>> begin

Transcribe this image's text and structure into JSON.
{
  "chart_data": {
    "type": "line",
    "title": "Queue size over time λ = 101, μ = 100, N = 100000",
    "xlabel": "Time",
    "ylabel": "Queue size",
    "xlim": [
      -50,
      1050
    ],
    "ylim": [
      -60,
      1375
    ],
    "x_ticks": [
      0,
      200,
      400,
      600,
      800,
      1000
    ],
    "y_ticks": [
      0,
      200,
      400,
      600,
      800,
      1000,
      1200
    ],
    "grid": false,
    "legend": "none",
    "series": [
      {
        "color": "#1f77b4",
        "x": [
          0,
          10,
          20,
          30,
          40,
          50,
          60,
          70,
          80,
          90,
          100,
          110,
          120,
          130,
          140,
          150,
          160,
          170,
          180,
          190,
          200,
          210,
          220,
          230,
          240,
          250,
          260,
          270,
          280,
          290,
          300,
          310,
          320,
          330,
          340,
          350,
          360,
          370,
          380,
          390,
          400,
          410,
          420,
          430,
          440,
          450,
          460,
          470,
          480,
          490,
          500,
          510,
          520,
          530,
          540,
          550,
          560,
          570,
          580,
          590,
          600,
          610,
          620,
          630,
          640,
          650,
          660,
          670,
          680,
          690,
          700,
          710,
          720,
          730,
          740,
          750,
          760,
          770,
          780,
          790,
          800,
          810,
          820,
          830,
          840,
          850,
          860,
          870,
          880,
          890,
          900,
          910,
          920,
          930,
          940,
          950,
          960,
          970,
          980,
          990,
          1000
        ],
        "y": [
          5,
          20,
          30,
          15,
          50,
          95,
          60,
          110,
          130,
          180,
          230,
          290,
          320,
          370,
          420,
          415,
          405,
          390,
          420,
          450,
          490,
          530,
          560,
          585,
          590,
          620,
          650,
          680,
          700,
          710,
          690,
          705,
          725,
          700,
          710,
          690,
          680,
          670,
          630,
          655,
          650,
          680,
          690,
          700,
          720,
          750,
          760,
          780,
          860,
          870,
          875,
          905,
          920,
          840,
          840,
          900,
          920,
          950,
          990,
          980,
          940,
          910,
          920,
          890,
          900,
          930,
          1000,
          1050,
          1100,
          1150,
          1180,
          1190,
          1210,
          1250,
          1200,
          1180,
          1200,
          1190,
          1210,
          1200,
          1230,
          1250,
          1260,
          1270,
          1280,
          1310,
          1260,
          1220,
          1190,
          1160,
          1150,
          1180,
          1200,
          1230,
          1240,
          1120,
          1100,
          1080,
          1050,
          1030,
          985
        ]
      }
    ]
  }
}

>> end

Set problem
Write every line of the material above again, exactly.

Correct output
Transcribe this image's text and structure into JSON.
{
  "chart_data": {
    "type": "line",
    "title": "Queue size over time λ = 101, μ = 100, N = 100000",
    "xlabel": "Time",
    "ylabel": "Queue size",
    "xlim": [
      -50,
      1050
    ],
    "ylim": [
      -60,
      1375
    ],
    "x_ticks": [
      0,
      200,
      400,
      600,
      800,
      1000
    ],
    "y_ticks": [
      0,
      200,
      400,
      600,
      800,
      1000,
      1200
    ],
    "grid": false,
    "legend": "none",
    "series": [
      {
        "color": "#1f77b4",
        "x": [
          0,
          10,
          20,
          30,
          40,
          50,
          60,
          70,
          80,
          90,
          100,
          110,
          120,
          130,
          140,
          150,
          160,
          170,
          180,
          190,
          200,
          210,
          220,
          230,
          240,
          250,
          260,
          270,
          280,
          290,
          300,
          310,
          320,
          330,
          340,
          350,
          360,
          370,
          380,
          390,
          400,
          410,
          420,
          430,
          440,
          450,
          460,
          470,
          480,
          490,
          500,
          510,
          520,
          530,
          540,
          550,
          560,
          570,
          580,
          590,
          600,
          610,
          620,
          630,
          640,
          650,
          660,
          670,
          680,
          690,
          700,
          710,
          720,
          730,
          740,
          750,
          760,
          770,
          780,
          790,
          800,
          810,
          820,
          830,
          840,
          850,
          860,
          870,
          880,
          890,
          900,
          910,
          920,
          930,
          940,
          950,
          960,
          970,
          980,
          990,
          1000
        ],
        "y": [
          5,
          20,
          30,
          15,
          50,
          95,
          60,
          110,
          130,
          180,
          230,
          290,
          320,
          370,
          420,
          415,
          405,
          390,
          420,
          450,
          490,
          530,
          560,
          585,
          590,
          620,
          650,
          680,
          700,
          710,
          690,
          705,
          725,
          700,
          710,
          690,
          680,
          670,
          630,
          655,
          650,
          680,
          690,
          700,
          720,
          750,
          760,
          780,
          860,
          870,
          875,
          905,
          920,
          840,
          840,
          900,
          920,
          950,
          990,
          980,
          940,
          910,
          920,
          890,
          900,
          930,
          1000,
          1050,
          1100,
          1150,
          1180,
          1190,
          1210,
          1250,
          1200,
          1180,
          1200,
          1190,
          1210,
          1200,
          1230,
          1250,
          1260,
          1270,
          1280,
          1310,
          1260,
          1220,
          1190,
          1160,
          1150,
          1180,
          1200,
          1230,
          1240,
          1120,
          1100,
          1080,
          1050,
          1030,
          985
        ]
      }
    ]
  }
}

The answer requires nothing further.